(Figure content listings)
§

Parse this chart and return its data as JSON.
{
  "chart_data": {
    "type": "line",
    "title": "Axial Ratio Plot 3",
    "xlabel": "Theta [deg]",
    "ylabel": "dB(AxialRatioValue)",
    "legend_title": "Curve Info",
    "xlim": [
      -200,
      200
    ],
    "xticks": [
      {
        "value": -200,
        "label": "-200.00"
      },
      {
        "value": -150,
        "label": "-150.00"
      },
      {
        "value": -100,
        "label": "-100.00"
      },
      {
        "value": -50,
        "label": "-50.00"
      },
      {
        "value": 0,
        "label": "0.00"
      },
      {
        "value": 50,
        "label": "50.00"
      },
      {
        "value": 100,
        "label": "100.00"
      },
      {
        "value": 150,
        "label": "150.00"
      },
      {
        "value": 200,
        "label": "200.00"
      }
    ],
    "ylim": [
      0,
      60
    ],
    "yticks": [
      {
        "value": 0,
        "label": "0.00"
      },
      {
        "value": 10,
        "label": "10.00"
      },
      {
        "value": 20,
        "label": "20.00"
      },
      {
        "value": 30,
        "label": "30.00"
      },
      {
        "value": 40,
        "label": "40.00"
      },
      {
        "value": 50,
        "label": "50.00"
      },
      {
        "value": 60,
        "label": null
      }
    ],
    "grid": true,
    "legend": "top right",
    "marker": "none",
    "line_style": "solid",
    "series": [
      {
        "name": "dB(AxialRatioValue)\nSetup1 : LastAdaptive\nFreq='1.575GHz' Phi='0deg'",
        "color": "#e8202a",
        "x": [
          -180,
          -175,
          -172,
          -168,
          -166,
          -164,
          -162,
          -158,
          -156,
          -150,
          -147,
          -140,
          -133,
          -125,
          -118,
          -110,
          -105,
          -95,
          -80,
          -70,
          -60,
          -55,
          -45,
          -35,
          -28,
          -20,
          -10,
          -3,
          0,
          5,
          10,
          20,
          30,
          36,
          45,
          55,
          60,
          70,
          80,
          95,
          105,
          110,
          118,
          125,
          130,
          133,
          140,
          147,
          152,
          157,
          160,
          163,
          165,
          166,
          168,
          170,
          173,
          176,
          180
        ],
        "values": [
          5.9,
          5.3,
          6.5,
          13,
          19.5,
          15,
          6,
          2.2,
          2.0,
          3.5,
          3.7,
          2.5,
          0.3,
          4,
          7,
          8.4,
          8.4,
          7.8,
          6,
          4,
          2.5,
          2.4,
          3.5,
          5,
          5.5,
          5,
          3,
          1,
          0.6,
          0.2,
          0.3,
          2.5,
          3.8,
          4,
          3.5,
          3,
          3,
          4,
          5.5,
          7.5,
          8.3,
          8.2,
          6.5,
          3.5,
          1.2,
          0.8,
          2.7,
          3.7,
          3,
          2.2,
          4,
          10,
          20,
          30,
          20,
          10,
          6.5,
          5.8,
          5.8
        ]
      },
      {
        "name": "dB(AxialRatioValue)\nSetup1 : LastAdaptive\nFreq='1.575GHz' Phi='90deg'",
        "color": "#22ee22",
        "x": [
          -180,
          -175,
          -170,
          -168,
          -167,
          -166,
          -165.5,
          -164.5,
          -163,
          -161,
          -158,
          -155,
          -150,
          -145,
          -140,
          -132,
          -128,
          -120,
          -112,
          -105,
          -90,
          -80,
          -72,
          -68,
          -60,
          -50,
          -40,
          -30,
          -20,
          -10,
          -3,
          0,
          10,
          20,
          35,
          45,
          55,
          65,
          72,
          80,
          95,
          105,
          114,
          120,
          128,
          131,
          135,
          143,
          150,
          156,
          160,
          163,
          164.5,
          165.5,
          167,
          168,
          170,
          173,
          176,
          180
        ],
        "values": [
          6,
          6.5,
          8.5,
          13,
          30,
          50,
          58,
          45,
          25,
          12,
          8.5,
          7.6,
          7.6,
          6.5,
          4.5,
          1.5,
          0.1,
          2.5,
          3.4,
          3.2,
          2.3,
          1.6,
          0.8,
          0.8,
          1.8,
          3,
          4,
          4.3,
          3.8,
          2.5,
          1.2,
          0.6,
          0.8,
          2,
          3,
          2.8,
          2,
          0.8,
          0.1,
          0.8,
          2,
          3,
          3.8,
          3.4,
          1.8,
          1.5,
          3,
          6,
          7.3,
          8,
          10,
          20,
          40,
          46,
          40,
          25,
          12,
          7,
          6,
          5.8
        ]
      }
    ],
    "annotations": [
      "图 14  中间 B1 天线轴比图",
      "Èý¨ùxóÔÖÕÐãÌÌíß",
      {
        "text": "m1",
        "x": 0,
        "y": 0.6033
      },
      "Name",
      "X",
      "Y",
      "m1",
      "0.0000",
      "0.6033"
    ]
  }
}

§

Write out the records above again, keeping each one identical to the original.

Parse this chart and return its data as JSON.
{
  "chart_data": {
    "type": "line",
    "title": "Axial Ratio Plot 3",
    "xlabel": "Theta [deg]",
    "ylabel": "dB(AxialRatioValue)",
    "legend_title": "Curve Info",
    "xlim": [
      -200,
      200
    ],
    "xticks": [
      {
        "value": -200,
        "label": "-200.00"
      },
      {
        "value": -150,
        "label": "-150.00"
      },
      {
        "value": -100,
        "label": "-100.00"
      },
      {
        "value": -50,
        "label": "-50.00"
      },
      {
        "value": 0,
        "label": "0.00"
      },
      {
        "value": 50,
        "label": "50.00"
      },
      {
        "value": 100,
        "label": "100.00"
      },
      {
        "value": 150,
        "label": "150.00"
      },
      {
        "value": 200,
        "label": "200.00"
      }
    ],
    "ylim": [
      0,
      60
    ],
    "yticks": [
      {
        "value": 0,
        "label": "0.00"
      },
      {
        "value": 10,
        "label": "10.00"
      },
      {
        "value": 20,
        "label": "20.00"
      },
      {
        "value": 30,
        "label": "30.00"
      },
      {
        "value": 40,
        "label": "40.00"
      },
      {
        "value": 50,
        "label": "50.00"
      },
      {
        "value": 60,
        "label": null
      }
    ],
    "grid": true,
    "legend": "top right",
    "marker": "none",
    "line_style": "solid",
    "series": [
      {
        "name": "dB(AxialRatioValue)\nSetup1 : LastAdaptive\nFreq='1.575GHz' Phi='0deg'",
        "color": "#e8202a",
        "x": [
          -180,
          -175,
          -172,
          -168,
          -166,
          -164,
          -162,
          -158,
          -156,
          -150,
          -147,
          -140,
          -133,
          -125,
          -118,
          -110,
          -105,
          -95,
          -80,
          -70,
          -60,
          -55,
          -45,
          -35,
          -28,
          -20,
          -10,
          -3,
          0,
          5,
          10,
          20,
          30,
          36,
          45,
          55,
          60,
          70,
          80,
          95,
          105,
          110,
          118,
          125,
          130,
          133,
          140,
          147,
          152,
          157,
          160,
          163,
          165,
          166,
          168,
          170,
          173,
          176,
          180
        ],
        "values": [
          5.9,
          5.3,
          6.5,
          13,
          19.5,
          15,
          6,
          2.2,
          2.0,
          3.5,
          3.7,
          2.5,
          0.3,
          4,
          7,
          8.4,
          8.4,
          7.8,
          6,
          4,
          2.5,
          2.4,
          3.5,
          5,
          5.5,
          5,
          3,
          1,
          0.6,
          0.2,
          0.3,
          2.5,
          3.8,
          4,
          3.5,
          3,
          3,
          4,
          5.5,
          7.5,
          8.3,
          8.2,
          6.5,
          3.5,
          1.2,
          0.8,
          2.7,
          3.7,
          3,
          2.2,
          4,
          10,
          20,
          30,
          20,
          10,
          6.5,
          5.8,
          5.8
        ]
      },
      {
        "name": "dB(AxialRatioValue)\nSetup1 : LastAdaptive\nFreq='1.575GHz' Phi='90deg'",
        "color": "#22ee22",
        "x": [
          -180,
          -175,
          -170,
          -168,
          -167,
          -166,
          -165.5,
          -164.5,
          -163,
          -161,
          -158,
          -155,
          -150,
          -145,
          -140,
          -132,
          -128,
          -120,
          -112,
          -105,
          -90,
          -80,
          -72,
          -68,
          -60,
          -50,
          -40,
          -30,
          -20,
          -10,
          -3,
          0,
          10,
          20,
          35,
          45,
          55,
          65,
          72,
          80,
          95,
          105,
          114,
          120,
          128,
          131,
          135,
          143,
          150,
          156,
          160,
          163,
          164.5,
          165.5,
          167,
          168,
          170,
          173,
          176,
          180
        ],
        "values": [
          6,
          6.5,
          8.5,
          13,
          30,
          50,
          58,
          45,
          25,
          12,
          8.5,
          7.6,
          7.6,
          6.5,
          4.5,
          1.5,
          0.1,
          2.5,
          3.4,
          3.2,
          2.3,
          1.6,
          0.8,
          0.8,
          1.8,
          3,
          4,
          4.3,
          3.8,
          2.5,
          1.2,
          0.6,
          0.8,
          2,
          3,
          2.8,
          2,
          0.8,
          0.1,
          0.8,
          2,
          3,
          3.8,
          3.4,
          1.8,
          1.5,
          3,
          6,
          7.3,
          8,
          10,
          20,
          40,
          46,
          40,
          25,
          12,
          7,
          6,
          5.8
        ]
      }
    ],
    "annotations": [
      "图 14  中间 B1 天线轴比图",
      "Èý¨ùxóÔÖÕÐãÌÌíß",
      {
        "text": "m1",
        "x": 0,
        "y": 0.6033
      },
      "Name",
      "X",
      "Y",
      "m1",
      "0.0000",
      "0.6033"
    ]
  }
}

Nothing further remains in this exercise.